» **Input material**:
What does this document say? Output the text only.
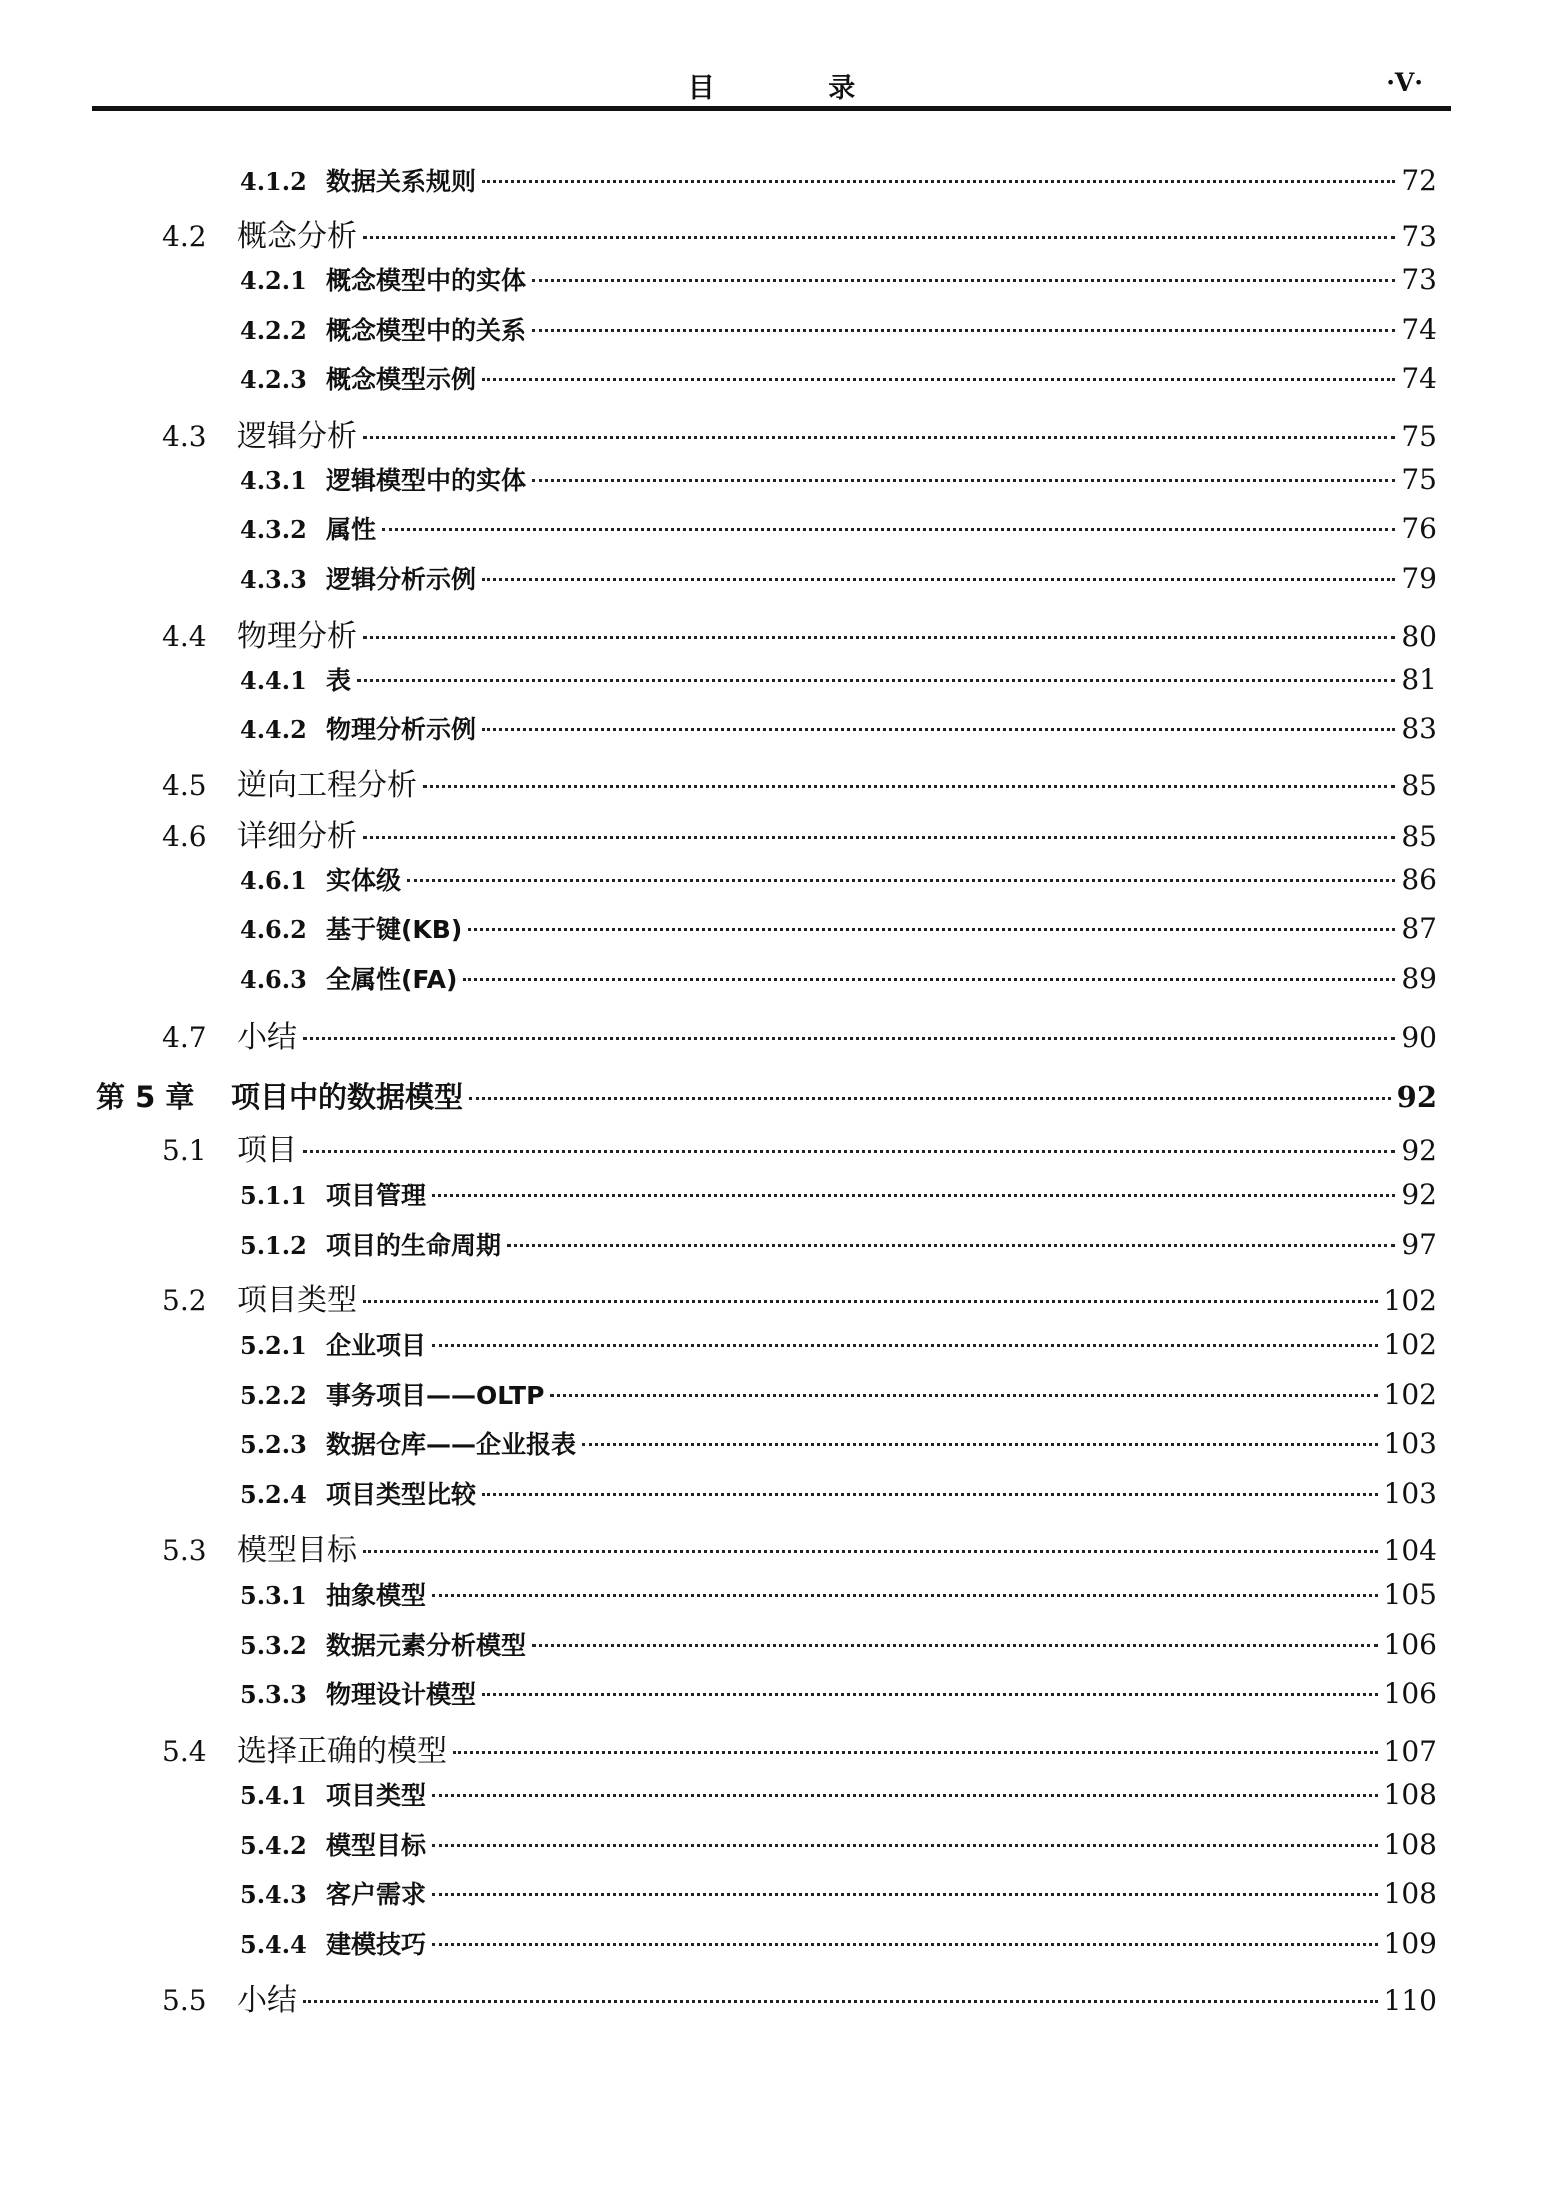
目 录	·V·
4.1.2 数据关系规则	72
4.2	概念分析	73
4.2.1 概念模型中的实体	73
4.2.2 概念模型中的关系	74
4.2.3 概念模型示例	74
4.3	逻辑分析	75
4.3.1 逻辑模型中的实体	75
4.3.2 属性	76
4.3.3 逻辑分析示例	79
4.4	物理分析	80
4.4.1 表	81
4.4.2 物理分析示例	83
4.5	逆向工程分析	85
4.6	详细分析	85
4.6.1 实体级	86
4.6.2 基于键(KB)	87
4.6.3 全属性(FA)	89
4.7	小结	90
第 5 章	项目中的数据模型	92
5.1	项目	92
5.1.1 项目管理	92
5.1.2 项目的生命周期	97
5.2	项目类型	102
5.2.1 企业项目	102
5.2.2 事务项目——OLTP	102
5.2.3 数据仓库——企业报表	103
5.2.4 项目类型比较	103
5.3	模型目标	104
5.3.1 抽象模型	105
5.3.2 数据元素分析模型	106
5.3.3 物理设计模型	106
5.4	选择正确的模型	107
5.4.1 项目类型	108
5.4.2 模型目标	108
5.4.3 客户需求	108
5.4.4 建模技巧	109
5.5	小结	110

» **What is required**: Go through the data above and transcribe it in full, omitting any image.

» **Expected answer**:
What does this document say? Output the text only.
目 录	·V·
4.1.2 数据关系规则	72
4.2	概念分析	73
4.2.1 概念模型中的实体	73
4.2.2 概念模型中的关系	74
4.2.3 概念模型示例	74
4.3	逻辑分析	75
4.3.1 逻辑模型中的实体	75
4.3.2 属性	76
4.3.3 逻辑分析示例	79
4.4	物理分析	80
4.4.1 表	81
4.4.2 物理分析示例	83
4.5	逆向工程分析	85
4.6	详细分析	85
4.6.1 实体级	86
4.6.2 基于键(KB)	87
4.6.3 全属性(FA)	89
4.7	小结	90
第 5 章	项目中的数据模型	92
5.1	项目	92
5.1.1 项目管理	92
5.1.2 项目的生命周期	97
5.2	项目类型	102
5.2.1 企业项目	102
5.2.2 事务项目——OLTP	102
5.2.3 数据仓库——企业报表	103
5.2.4 项目类型比较	103
5.3	模型目标	104
5.3.1 抽象模型	105
5.3.2 数据元素分析模型	106
5.3.3 物理设计模型	106
5.4	选择正确的模型	107
5.4.1 项目类型	108
5.4.2 模型目标	108
5.4.3 客户需求	108
5.4.4 建模技巧	109
5.5	小结	110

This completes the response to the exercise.